Collection entries
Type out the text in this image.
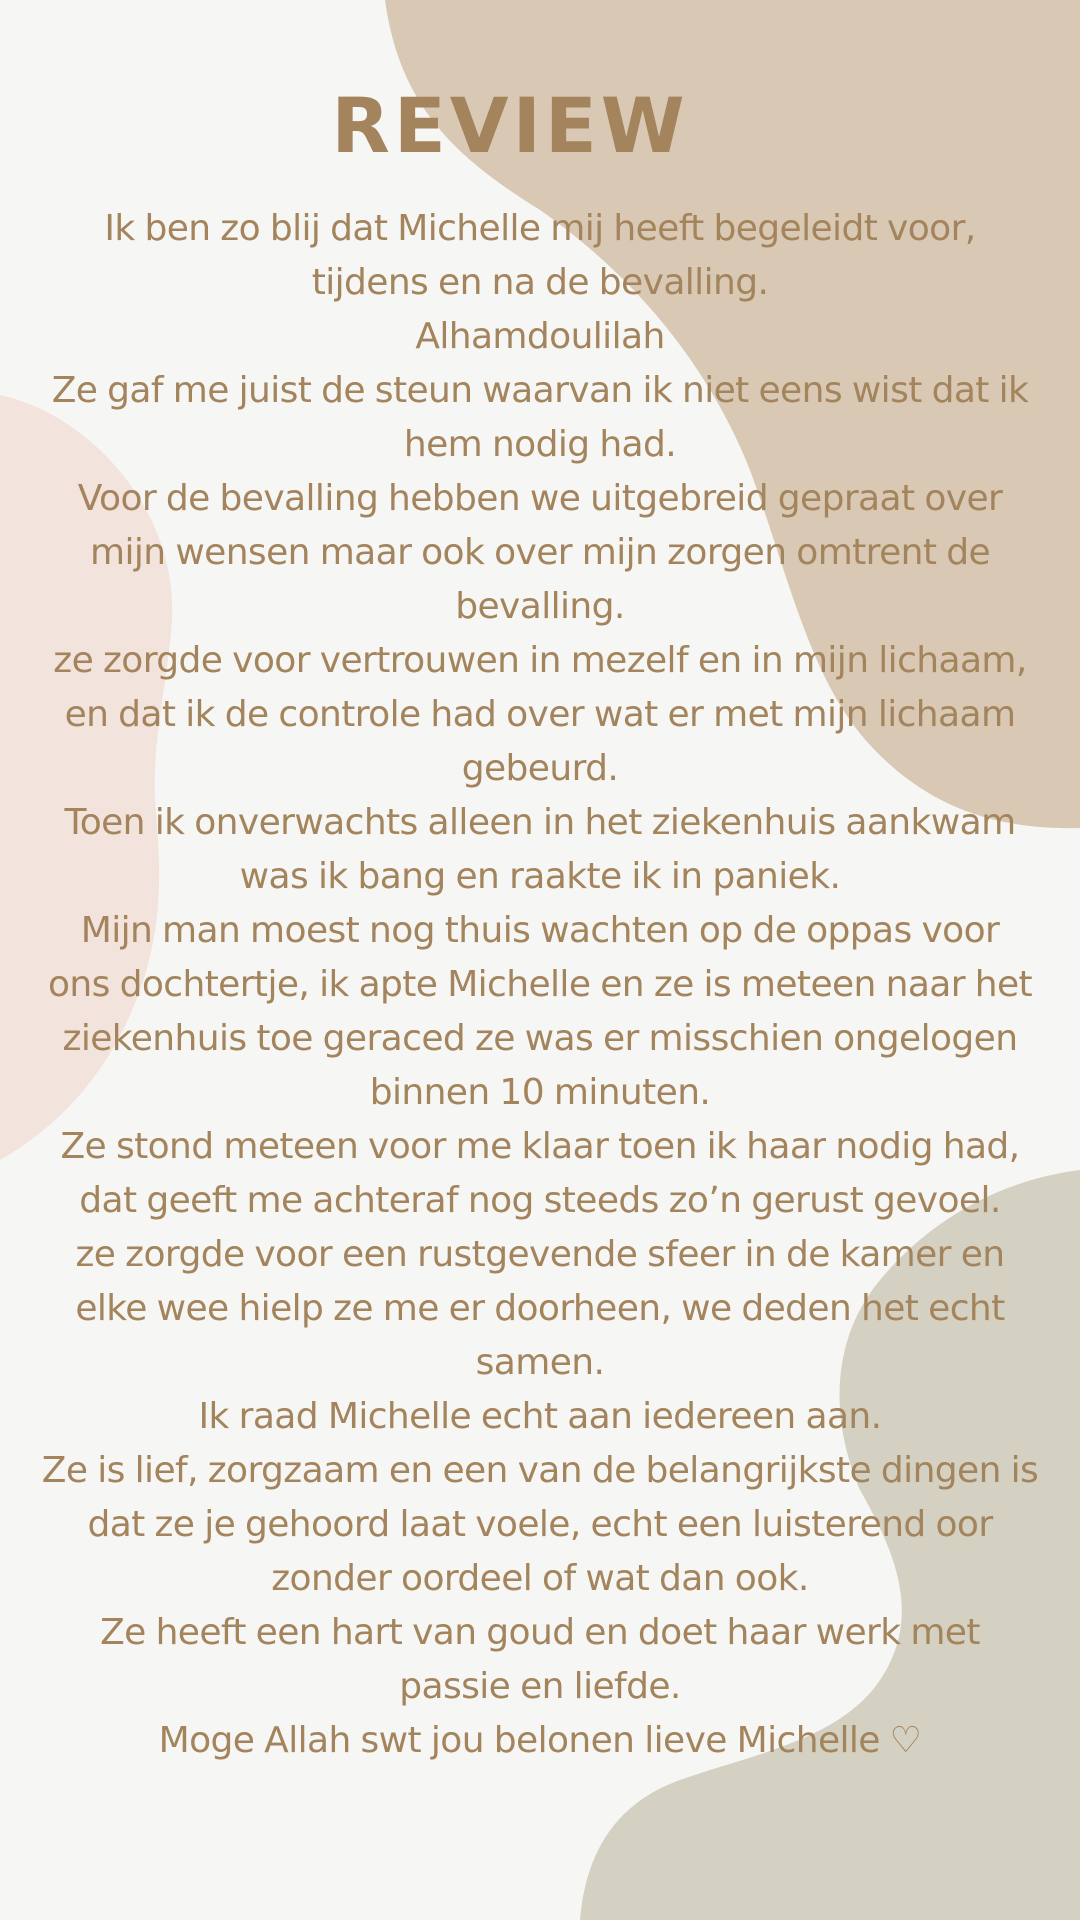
REVIEW

Ik ben zo blij dat Michelle mij heeft begeleidt voor,

tijdens en na de bevalling.

Alhamdoulilah

Ze gaf me juist de steun waarvan ik niet eens wist dat ik

hem nodig had.

Voor de bevalling hebben we uitgebreid gepraat over

mijn wensen maar ook over mijn zorgen omtrent de

bevalling.

ze zorgde voor vertrouwen in mezelf en in mijn lichaam,

en dat ik de controle had over wat er met mijn lichaam

gebeurd.

Toen ik onverwachts alleen in het ziekenhuis aankwam

was ik bang en raakte ik in paniek.

Mijn man moest nog thuis wachten op de oppas voor

ons dochtertje, ik apte Michelle en ze is meteen naar het

ziekenhuis toe geraced ze was er misschien ongelogen

binnen 10 minuten.

Ze stond meteen voor me klaar toen ik haar nodig had,

dat geeft me achteraf nog steeds zo’n gerust gevoel.

ze zorgde voor een rustgevende sfeer in de kamer en

elke wee hielp ze me er doorheen, we deden het echt

samen.

Ik raad Michelle echt aan iedereen aan.

Ze is lief, zorgzaam en een van de belangrijkste dingen is

dat ze je gehoord laat voele, echt een luisterend oor

zonder oordeel of wat dan ook.

Ze heeft een hart van goud en doet haar werk met

passie en liefde.

Moge Allah swt jou belonen lieve Michelle ♡
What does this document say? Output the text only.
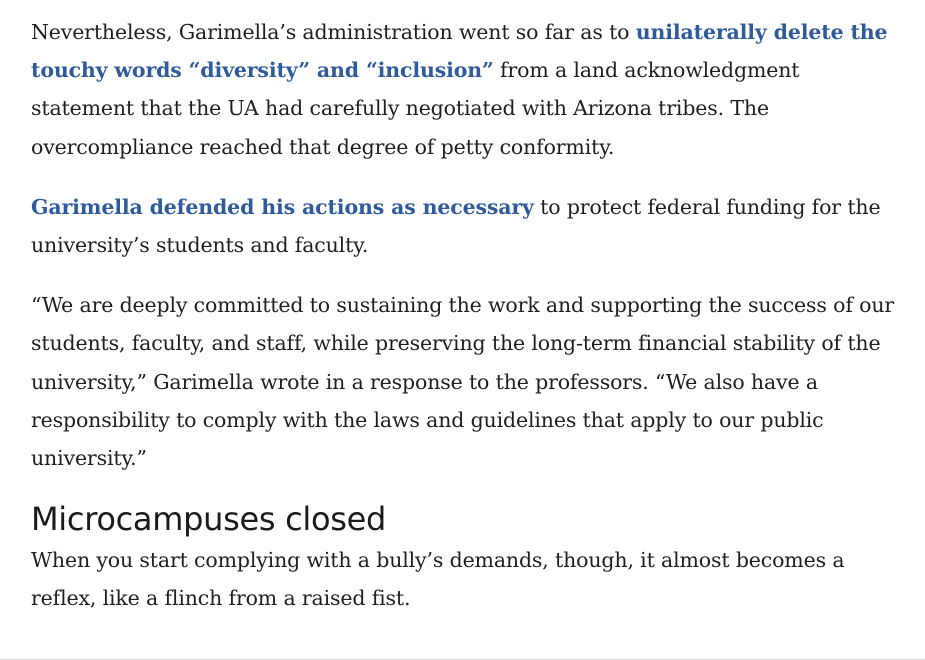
Nevertheless, Garimella’s administration went so far as to unilaterally delete the touchy words “diversity” and “inclusion” from a land acknowledgment statement that the UA had carefully negotiated with Arizona tribes. The overcompliance reached that degree of petty conformity.

Garimella defended his actions as necessary to protect federal funding for the university’s students and faculty.

“We are deeply committed to sustaining the work and supporting the success of our students, faculty, and staff, while preserving the long-term financial stability of the university,” Garimella wrote in a response to the professors. “We also have a responsibility to comply with the laws and guidelines that apply to our public university.”

Microcampuses closed

When you start complying with a bully’s demands, though, it almost becomes a reflex, like a flinch from a raised fist.
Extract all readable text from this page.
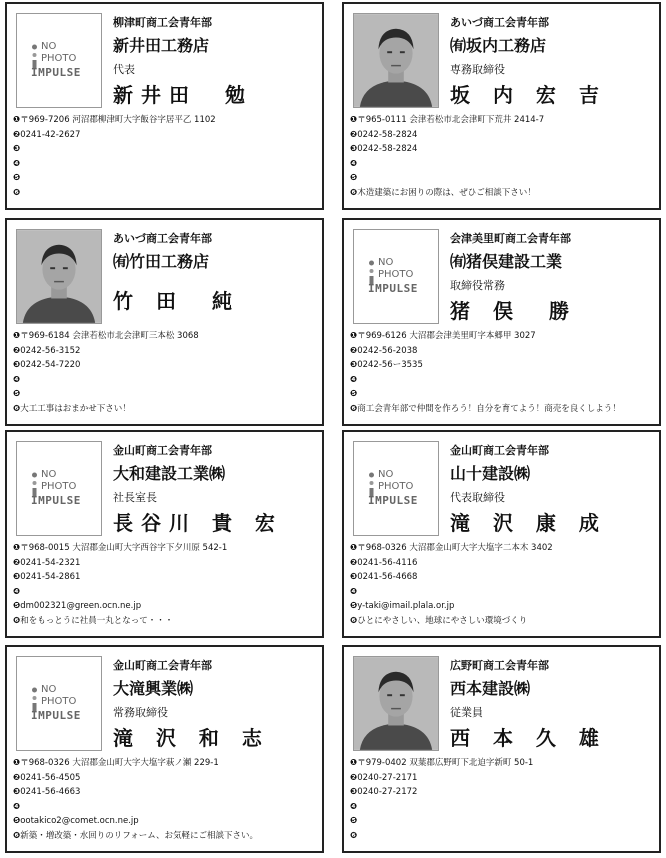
NO
PHOTO
IMPULSE
柳津町商工会青年部
新井田工務店
代表
新井田　勉
❶〒969-7206 河沼郡柳津町大字飯谷字居平乙 1102
❷0241-42-2627
❸
❹
❺
❻
あいづ商工会青年部
㈲坂内工務店
専務取締役
坂 内 宏 吉
❶〒965-0111 会津若松市北会津町下荒井 2414-7
❷0242-58-2824
❸0242-58-2824
❹
❺
❻木造建築にお困りの際は、ぜひご相談下さい！
あいづ商工会青年部
㈲竹田工務店
竹 田　純
❶〒969-6184 会津若松市北会津町三本松 3068
❷0242-56-3152
❸0242-54-7220
❹
❺
❻大工工事はおまかせ下さい！
NO
PHOTO
IMPULSE
会津美里町商工会青年部
㈲猪俣建設工業
取締役常務
猪 俣　勝
❶〒969-6126 大沼郡会津美里町字本郷甲 3027
❷0242-56-2038
❸0242-56ー3535
❹
❺
❻商工会青年部で仲間を作ろう！自分を育てよう！商売を良くしよう！
NO
PHOTO
IMPULSE
金山町商工会青年部
大和建設工業㈱
社長室長
長谷川 貴 宏
❶〒968-0015 大沼郡金山町大字西谷字下夕川原 542-1
❷0241-54-2321
❸0241-54-2861
❹
❺dm002321@green.ocn.ne.jp
❻和をもっとうに社員一丸となって・・・
NO
PHOTO
IMPULSE
金山町商工会青年部
山十建設㈱
代表取締役
滝 沢 康 成
❶〒968-0326 大沼郡金山町大字大塩字二本木 3402
❷0241-56-4116
❸0241-56-4668
❹
❺y-taki@imail.plala.or.jp
❻ひとにやさしい、地球にやさしい環境づくり
NO
PHOTO
IMPULSE
金山町商工会青年部
大滝興業㈱
常務取締役
滝 沢 和 志
❶〒968-0326 大沼郡金山町大字大塩字萩ノ瀬 229-1
❷0241-56-4505
❸0241-56-4663
❹
❺ootakico2@comet.ocn.ne.jp
❻新築・増改築・水回りのリフォーム、お気軽にご相談下さい。
広野町商工会青年部
西本建設㈱
従業員
西 本 久 雄
❶〒979-0402 双葉郡広野町下北迫字新町 50-1
❷0240-27-2171
❸0240-27-2172
❹
❺
❻
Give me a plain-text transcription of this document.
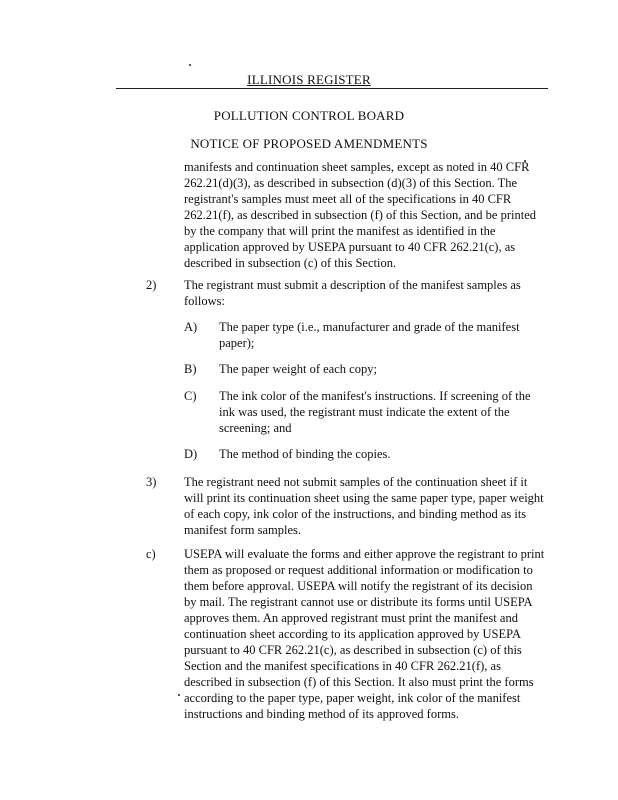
ILLINOIS REGISTER
POLLUTION CONTROL BOARD
NOTICE OF PROPOSED AMENDMENTS

manifests and continuation sheet samples, except as noted in 40 CFR 262.21(d)(3), as described in subsection (d)(3) of this Section. The registrant's samples must meet all of the specifications in 40 CFR 262.21(f), as described in subsection (f) of this Section, and be printed by the company that will print the manifest as identified in the application approved by USEPA pursuant to 40 CFR 262.21(c), as described in subsection (c) of this Section.

2) The registrant must submit a description of the manifest samples as follows:

A) The paper type (i.e., manufacturer and grade of the manifest paper);

B) The paper weight of each copy;

C) The ink color of the manifest's instructions. If screening of the ink was used, the registrant must indicate the extent of the screening; and

D) The method of binding the copies.

3) The registrant need not submit samples of the continuation sheet if it will print its continuation sheet using the same paper type, paper weight of each copy, ink color of the instructions, and binding method as its manifest form samples.

c) USEPA will evaluate the forms and either approve the registrant to print them as proposed or request additional information or modification to them before approval. USEPA will notify the registrant of its decision by mail. The registrant cannot use or distribute its forms until USEPA approves them. An approved registrant must print the manifest and continuation sheet according to its application approved by USEPA pursuant to 40 CFR 262.21(c), as described in subsection (c) of this Section and the manifest specifications in 40 CFR 262.21(f), as described in subsection (f) of this Section. It also must print the forms according to the paper type, paper weight, ink color of the manifest instructions and binding method of its approved forms.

EXERCISE OBJECTIVE:
Strip the images and reproduce the remaining records precisely.

COMPLETE RESPONSE:
Type out the text in this image.
REVIEW

Ik ben zo blij dat Michelle mij heeft begeleidt voor,

tijdens en na de bevalling.

Alhamdoulilah

Ze gaf me juist de steun waarvan ik niet eens wist dat ik

hem nodig had.

Voor de bevalling hebben we uitgebreid gepraat over

mijn wensen maar ook over mijn zorgen omtrent de

bevalling.

ze zorgde voor vertrouwen in mezelf en in mijn lichaam,

en dat ik de controle had over wat er met mijn lichaam

gebeurd.

Toen ik onverwachts alleen in het ziekenhuis aankwam

was ik bang en raakte ik in paniek.

Mijn man moest nog thuis wachten op de oppas voor

ons dochtertje, ik apte Michelle en ze is meteen naar het

ziekenhuis toe geraced ze was er misschien ongelogen

binnen 10 minuten.

Ze stond meteen voor me klaar toen ik haar nodig had,

dat geeft me achteraf nog steeds zo’n gerust gevoel.

ze zorgde voor een rustgevende sfeer in de kamer en

elke wee hielp ze me er doorheen, we deden het echt

samen.

Ik raad Michelle echt aan iedereen aan.

Ze is lief, zorgzaam en een van de belangrijkste dingen is

dat ze je gehoord laat voele, echt een luisterend oor

zonder oordeel of wat dan ook.

Ze heeft een hart van goud en doet haar werk met

passie en liefde.

Moge Allah swt jou belonen lieve Michelle ♡
What does this document say? Output the text only.
Nevertheless, Garimella’s administration went so far as to unilaterally delete the touchy words “diversity” and “inclusion” from a land acknowledgment statement that the UA had carefully negotiated with Arizona tribes. The overcompliance reached that degree of petty conformity.

Garimella defended his actions as necessary to protect federal funding for the university’s students and faculty.

“We are deeply committed to sustaining the work and supporting the success of our students, faculty, and staff, while preserving the long-term financial stability of the university,” Garimella wrote in a response to the professors. “We also have a responsibility to comply with the laws and guidelines that apply to our public university.”

Microcampuses closed

When you start complying with a bully’s demands, though, it almost becomes a reflex, like a flinch from a raised fist.
Extract all readable text from this page.
NO
PHOTO
IMPULSE
柳津町商工会青年部
新井田工務店
代表
新井田　勉
❶〒969-7206 河沼郡柳津町大字飯谷字居平乙 1102
❷0241-42-2627
❸
❹
❺
❻
あいづ商工会青年部
㈲坂内工務店
専務取締役
坂 内 宏 吉
❶〒965-0111 会津若松市北会津町下荒井 2414-7
❷0242-58-2824
❸0242-58-2824
❹
❺
❻木造建築にお困りの際は、ぜひご相談下さい！
あいづ商工会青年部
㈲竹田工務店
竹 田　純
❶〒969-6184 会津若松市北会津町三本松 3068
❷0242-56-3152
❸0242-54-7220
❹
❺
❻大工工事はおまかせ下さい！
NO
PHOTO
IMPULSE
会津美里町商工会青年部
㈲猪俣建設工業
取締役常務
猪 俣　勝
❶〒969-6126 大沼郡会津美里町字本郷甲 3027
❷0242-56-2038
❸0242-56ー3535
❹
❺
❻商工会青年部で仲間を作ろう！自分を育てよう！商売を良くしよう！
NO
PHOTO
IMPULSE
金山町商工会青年部
大和建設工業㈱
社長室長
長谷川 貴 宏
❶〒968-0015 大沼郡金山町大字西谷字下夕川原 542-1
❷0241-54-2321
❸0241-54-2861
❹
❺dm002321@green.ocn.ne.jp
❻和をもっとうに社員一丸となって・・・
NO
PHOTO
IMPULSE
金山町商工会青年部
山十建設㈱
代表取締役
滝 沢 康 成
❶〒968-0326 大沼郡金山町大字大塩字二本木 3402
❷0241-56-4116
❸0241-56-4668
❹
❺y-taki@imail.plala.or.jp
❻ひとにやさしい、地球にやさしい環境づくり
NO
PHOTO
IMPULSE
金山町商工会青年部
大滝興業㈱
常務取締役
滝 沢 和 志
❶〒968-0326 大沼郡金山町大字大塩字萩ノ瀬 229-1
❷0241-56-4505
❸0241-56-4663
❹
❺ootakico2@comet.ocn.ne.jp
❻新築・増改築・水回りのリフォーム、お気軽にご相談下さい。
広野町商工会青年部
西本建設㈱
従業員
西 本 久 雄
❶〒979-0402 双葉郡広野町下北迫字新町 50-1
❷0240-27-2171
❸0240-27-2172
❹
❺
❻
Give me a plain-text transcription of this document.
ILLINOIS REGISTER
POLLUTION CONTROL BOARD
NOTICE OF PROPOSED AMENDMENTS

manifests and continuation sheet samples, except as noted in 40 CFR 262.21(d)(3), as described in subsection (d)(3) of this Section. The registrant's samples must meet all of the specifications in 40 CFR 262.21(f), as described in subsection (f) of this Section, and be printed by the company that will print the manifest as identified in the application approved by USEPA pursuant to 40 CFR 262.21(c), as described in subsection (c) of this Section.

2) The registrant must submit a description of the manifest samples as follows:

A) The paper type (i.e., manufacturer and grade of the manifest paper);

B) The paper weight of each copy;

C) The ink color of the manifest's instructions. If screening of the ink was used, the registrant must indicate the extent of the screening; and

D) The method of binding the copies.

3) The registrant need not submit samples of the continuation sheet if it will print its continuation sheet using the same paper type, paper weight of each copy, ink color of the instructions, and binding method as its manifest form samples.

c) USEPA will evaluate the forms and either approve the registrant to print them as proposed or request additional information or modification to them before approval. USEPA will notify the registrant of its decision by mail. The registrant cannot use or distribute its forms until USEPA approves them. An approved registrant must print the manifest and continuation sheet according to its application approved by USEPA pursuant to 40 CFR 262.21(c), as described in subsection (c) of this Section and the manifest specifications in 40 CFR 262.21(f), as described in subsection (f) of this Section. It also must print the forms according to the paper type, paper weight, ink color of the manifest instructions and binding method of its approved forms.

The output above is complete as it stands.